§ **Exercise details**: In the entries below, find the lines with the word "expuso" and copy them.
------------------------------
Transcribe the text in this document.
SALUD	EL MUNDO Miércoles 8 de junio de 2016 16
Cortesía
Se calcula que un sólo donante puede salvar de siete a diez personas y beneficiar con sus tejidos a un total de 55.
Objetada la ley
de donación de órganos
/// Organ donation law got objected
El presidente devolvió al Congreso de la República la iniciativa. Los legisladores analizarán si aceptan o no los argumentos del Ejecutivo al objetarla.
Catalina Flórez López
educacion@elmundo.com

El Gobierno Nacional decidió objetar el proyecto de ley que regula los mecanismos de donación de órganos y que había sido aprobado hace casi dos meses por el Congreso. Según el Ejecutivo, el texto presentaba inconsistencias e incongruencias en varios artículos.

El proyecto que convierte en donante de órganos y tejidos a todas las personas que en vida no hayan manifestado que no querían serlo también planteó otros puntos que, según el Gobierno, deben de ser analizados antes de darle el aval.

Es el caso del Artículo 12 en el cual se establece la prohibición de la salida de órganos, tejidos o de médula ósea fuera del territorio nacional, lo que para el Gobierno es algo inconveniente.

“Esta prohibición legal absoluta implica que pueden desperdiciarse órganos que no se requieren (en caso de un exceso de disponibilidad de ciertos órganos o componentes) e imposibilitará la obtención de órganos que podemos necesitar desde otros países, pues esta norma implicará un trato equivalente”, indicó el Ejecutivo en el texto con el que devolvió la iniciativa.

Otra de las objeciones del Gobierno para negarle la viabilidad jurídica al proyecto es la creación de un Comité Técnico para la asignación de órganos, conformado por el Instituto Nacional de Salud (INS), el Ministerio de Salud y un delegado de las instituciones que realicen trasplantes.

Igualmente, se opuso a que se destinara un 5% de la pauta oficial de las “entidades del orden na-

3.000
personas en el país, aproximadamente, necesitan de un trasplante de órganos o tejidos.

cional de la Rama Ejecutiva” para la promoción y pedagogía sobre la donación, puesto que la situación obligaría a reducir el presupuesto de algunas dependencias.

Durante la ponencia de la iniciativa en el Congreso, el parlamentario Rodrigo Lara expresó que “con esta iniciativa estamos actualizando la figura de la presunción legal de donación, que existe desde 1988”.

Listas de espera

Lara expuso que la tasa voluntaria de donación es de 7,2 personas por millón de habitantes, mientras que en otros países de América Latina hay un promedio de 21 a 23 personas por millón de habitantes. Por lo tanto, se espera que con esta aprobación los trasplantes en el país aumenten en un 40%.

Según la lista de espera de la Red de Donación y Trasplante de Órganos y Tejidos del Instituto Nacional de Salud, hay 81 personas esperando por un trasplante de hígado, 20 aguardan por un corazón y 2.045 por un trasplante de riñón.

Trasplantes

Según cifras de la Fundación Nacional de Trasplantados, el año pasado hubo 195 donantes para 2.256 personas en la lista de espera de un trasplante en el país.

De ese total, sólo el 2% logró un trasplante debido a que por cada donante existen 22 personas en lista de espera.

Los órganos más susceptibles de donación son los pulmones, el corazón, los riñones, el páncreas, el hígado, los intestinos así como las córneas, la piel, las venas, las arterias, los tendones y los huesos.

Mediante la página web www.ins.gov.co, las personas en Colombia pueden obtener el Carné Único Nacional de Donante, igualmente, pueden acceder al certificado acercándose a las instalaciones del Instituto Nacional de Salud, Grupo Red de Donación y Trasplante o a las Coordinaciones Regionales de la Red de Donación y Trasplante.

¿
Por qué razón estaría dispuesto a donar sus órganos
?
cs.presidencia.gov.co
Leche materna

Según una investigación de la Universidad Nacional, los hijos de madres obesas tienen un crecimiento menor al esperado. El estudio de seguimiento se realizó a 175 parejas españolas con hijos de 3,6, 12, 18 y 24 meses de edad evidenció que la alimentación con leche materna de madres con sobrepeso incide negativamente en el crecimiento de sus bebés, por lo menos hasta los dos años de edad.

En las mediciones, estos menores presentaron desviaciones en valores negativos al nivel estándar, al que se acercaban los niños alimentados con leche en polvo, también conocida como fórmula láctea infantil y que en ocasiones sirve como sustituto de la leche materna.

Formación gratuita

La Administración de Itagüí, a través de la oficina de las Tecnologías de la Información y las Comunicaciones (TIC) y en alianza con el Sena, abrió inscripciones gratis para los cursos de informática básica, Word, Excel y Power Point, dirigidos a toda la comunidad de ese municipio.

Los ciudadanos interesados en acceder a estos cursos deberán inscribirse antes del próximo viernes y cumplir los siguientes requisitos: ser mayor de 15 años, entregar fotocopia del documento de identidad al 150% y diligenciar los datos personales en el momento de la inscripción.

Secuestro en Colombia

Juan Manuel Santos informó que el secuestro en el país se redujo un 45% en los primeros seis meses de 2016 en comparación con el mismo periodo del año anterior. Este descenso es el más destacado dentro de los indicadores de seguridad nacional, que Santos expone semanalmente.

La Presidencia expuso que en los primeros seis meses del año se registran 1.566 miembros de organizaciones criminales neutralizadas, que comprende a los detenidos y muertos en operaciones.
------------------------------
§ **Task result**:
Lara expuso que la tasa voluntaria de donación es de 7,2 personas por millón de habitantes, mientras que en otros países de América Latina hay un promedio de 21 a 23 personas por millón de habitantes. Por lo tanto, se espera que con esta aprobación los trasplantes en el país aumenten en un 40%.
La Presidencia expuso que en los primeros seis meses del año se registran 1.566 miembros de organizaciones criminales neutralizadas, que comprende a los detenidos y muertos en operaciones.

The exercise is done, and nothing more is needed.